### Exercise requirements
Locate each line in the records containing "legend". Copy it.

### Raw records
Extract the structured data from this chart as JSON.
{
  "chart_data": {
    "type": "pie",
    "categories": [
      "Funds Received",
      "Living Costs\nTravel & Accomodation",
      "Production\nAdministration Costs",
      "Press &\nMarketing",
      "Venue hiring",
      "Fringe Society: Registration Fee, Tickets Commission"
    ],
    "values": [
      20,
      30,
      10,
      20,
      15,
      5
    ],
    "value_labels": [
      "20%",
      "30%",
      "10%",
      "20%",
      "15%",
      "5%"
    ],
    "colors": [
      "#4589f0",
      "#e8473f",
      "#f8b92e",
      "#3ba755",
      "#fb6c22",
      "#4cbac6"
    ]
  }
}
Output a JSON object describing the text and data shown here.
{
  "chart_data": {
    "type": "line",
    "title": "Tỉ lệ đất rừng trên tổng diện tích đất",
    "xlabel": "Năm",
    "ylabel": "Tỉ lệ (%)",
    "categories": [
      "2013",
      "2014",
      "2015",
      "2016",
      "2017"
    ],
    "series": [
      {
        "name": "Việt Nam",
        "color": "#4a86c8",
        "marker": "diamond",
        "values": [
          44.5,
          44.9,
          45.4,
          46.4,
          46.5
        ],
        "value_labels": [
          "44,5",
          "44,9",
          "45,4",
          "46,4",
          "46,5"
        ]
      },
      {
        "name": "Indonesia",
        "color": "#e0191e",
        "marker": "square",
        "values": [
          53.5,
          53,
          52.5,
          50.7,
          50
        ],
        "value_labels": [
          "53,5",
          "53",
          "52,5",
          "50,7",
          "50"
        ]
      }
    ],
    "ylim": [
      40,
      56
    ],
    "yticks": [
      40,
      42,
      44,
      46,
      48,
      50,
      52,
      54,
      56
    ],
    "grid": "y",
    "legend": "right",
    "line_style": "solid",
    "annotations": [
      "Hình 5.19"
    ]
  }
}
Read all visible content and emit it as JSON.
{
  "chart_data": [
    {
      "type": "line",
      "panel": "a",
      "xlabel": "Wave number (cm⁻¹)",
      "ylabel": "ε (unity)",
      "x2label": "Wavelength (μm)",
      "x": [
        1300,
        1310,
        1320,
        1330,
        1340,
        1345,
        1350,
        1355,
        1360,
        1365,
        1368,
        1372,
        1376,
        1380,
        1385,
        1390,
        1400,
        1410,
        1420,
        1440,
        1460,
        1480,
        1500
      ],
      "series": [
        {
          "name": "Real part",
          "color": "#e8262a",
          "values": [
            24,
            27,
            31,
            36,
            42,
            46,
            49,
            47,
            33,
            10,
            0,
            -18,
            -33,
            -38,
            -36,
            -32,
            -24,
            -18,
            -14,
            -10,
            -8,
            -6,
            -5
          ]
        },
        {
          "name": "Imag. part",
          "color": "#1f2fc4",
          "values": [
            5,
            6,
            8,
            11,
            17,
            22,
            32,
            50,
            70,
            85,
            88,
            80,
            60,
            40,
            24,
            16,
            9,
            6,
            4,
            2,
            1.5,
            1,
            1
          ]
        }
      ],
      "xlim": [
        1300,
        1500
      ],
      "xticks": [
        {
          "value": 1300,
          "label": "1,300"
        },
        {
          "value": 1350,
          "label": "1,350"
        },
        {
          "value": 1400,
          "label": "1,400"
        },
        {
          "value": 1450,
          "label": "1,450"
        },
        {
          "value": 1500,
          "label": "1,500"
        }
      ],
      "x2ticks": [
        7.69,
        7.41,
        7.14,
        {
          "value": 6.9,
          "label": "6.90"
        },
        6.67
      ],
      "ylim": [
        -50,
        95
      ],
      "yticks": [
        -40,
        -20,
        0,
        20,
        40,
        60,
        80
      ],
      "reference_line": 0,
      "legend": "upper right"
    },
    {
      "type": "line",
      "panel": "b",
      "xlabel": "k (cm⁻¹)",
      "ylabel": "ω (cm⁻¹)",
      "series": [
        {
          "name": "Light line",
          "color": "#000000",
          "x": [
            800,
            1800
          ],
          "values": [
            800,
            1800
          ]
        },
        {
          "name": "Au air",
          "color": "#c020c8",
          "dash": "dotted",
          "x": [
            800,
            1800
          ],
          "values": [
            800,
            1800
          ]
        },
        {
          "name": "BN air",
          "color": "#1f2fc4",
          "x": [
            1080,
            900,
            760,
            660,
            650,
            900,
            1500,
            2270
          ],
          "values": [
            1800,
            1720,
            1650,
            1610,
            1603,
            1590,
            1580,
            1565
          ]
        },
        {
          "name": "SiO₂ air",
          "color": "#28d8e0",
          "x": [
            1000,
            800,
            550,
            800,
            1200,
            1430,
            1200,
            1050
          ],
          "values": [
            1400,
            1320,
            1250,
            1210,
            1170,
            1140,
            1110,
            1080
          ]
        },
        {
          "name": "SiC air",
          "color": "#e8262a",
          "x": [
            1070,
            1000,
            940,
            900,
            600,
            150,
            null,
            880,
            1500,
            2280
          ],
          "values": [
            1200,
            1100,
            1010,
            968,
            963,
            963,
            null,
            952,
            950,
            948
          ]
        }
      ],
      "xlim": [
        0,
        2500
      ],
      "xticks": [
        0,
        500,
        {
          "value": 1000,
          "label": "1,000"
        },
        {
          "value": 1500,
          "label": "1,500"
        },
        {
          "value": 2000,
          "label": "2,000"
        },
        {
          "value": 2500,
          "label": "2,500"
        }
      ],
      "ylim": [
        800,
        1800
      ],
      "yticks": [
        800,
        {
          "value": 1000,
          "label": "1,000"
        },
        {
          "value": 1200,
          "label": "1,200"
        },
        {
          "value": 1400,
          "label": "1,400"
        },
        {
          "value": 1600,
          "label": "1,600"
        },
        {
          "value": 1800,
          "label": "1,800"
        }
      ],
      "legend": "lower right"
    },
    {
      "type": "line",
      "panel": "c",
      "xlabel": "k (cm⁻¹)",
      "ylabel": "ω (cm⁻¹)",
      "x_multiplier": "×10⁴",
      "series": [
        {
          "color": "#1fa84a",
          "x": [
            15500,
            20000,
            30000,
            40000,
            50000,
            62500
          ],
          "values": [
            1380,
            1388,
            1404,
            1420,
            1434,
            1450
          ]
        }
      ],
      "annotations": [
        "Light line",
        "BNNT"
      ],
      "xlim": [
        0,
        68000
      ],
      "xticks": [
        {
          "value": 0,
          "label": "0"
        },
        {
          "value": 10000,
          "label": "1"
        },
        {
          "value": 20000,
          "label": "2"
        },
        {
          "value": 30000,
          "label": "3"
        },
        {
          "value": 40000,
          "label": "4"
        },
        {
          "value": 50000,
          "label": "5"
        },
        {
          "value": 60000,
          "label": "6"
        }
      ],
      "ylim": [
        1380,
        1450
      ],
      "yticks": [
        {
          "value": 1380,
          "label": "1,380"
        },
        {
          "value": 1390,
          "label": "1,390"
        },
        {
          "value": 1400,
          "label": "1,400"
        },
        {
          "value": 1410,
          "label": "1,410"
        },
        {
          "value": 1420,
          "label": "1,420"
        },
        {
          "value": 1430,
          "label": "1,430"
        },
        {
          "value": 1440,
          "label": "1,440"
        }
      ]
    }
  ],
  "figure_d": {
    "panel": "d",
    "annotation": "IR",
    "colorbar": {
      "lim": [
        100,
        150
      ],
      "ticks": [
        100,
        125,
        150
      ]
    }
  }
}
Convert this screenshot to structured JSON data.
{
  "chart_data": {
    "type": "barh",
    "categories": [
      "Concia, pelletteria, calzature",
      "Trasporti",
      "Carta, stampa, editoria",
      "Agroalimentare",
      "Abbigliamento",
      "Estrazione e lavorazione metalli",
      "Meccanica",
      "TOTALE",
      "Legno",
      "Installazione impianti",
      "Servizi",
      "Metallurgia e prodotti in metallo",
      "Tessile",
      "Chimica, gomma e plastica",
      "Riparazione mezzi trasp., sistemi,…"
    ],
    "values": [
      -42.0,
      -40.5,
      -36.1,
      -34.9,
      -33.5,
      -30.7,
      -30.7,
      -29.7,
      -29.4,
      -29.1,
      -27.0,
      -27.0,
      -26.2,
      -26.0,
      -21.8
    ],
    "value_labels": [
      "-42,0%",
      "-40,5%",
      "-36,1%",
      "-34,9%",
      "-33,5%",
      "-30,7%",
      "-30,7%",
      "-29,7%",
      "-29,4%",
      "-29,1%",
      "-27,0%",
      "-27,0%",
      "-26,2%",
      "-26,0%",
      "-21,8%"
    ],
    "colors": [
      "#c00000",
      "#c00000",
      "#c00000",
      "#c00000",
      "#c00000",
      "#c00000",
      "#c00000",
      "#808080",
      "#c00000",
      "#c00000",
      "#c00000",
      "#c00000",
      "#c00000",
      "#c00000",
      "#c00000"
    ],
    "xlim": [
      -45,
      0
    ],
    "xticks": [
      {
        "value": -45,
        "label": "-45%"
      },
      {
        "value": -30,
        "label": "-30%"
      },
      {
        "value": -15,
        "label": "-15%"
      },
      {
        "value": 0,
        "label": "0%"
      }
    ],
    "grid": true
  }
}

### The reply
    "legend": "right",
      "legend": "upper right"
      "legend": "lower right"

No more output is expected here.